[start Given records]
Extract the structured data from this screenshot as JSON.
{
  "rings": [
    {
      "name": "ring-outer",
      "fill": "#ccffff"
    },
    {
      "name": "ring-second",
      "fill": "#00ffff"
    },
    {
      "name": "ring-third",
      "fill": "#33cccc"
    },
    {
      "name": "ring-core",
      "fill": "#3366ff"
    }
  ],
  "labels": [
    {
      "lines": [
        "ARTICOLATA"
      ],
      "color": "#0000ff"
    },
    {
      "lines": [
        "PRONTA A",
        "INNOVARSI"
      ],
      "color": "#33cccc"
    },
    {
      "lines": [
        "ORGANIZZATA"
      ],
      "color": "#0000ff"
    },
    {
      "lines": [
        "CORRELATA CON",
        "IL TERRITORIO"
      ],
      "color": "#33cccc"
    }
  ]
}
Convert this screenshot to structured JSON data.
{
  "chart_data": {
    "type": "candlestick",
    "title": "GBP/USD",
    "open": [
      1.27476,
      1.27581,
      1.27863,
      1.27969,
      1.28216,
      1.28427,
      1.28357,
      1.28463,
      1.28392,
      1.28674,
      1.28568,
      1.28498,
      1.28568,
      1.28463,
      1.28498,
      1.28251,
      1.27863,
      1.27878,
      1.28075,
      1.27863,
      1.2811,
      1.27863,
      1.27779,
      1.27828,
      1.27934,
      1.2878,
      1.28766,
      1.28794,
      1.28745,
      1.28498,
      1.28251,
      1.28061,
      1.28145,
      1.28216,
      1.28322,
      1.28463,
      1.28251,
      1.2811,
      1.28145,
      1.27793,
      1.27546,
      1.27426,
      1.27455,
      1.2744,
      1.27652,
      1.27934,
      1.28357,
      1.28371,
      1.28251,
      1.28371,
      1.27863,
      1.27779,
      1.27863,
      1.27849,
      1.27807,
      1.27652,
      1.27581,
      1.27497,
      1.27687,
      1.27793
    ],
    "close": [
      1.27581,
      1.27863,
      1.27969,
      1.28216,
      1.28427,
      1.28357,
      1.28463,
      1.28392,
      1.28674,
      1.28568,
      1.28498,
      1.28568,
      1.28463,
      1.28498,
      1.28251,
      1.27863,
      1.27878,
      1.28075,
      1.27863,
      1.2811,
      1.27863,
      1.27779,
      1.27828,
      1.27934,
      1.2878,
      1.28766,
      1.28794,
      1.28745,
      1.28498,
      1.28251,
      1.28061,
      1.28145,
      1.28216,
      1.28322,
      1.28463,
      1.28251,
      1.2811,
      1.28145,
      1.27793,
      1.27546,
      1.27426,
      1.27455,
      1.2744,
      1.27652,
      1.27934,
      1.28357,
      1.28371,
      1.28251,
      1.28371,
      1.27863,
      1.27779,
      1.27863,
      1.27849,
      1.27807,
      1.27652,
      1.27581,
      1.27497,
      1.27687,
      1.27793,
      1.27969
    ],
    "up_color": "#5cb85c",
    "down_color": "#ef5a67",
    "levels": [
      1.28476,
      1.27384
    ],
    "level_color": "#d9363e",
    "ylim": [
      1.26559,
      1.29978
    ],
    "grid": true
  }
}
[end Given records]
▸ Aim
Point out every line holding the string "JSON" and copy it.

▸ Task output
Extract the structured data from this screenshot as JSON.
Convert this screenshot to structured JSON data.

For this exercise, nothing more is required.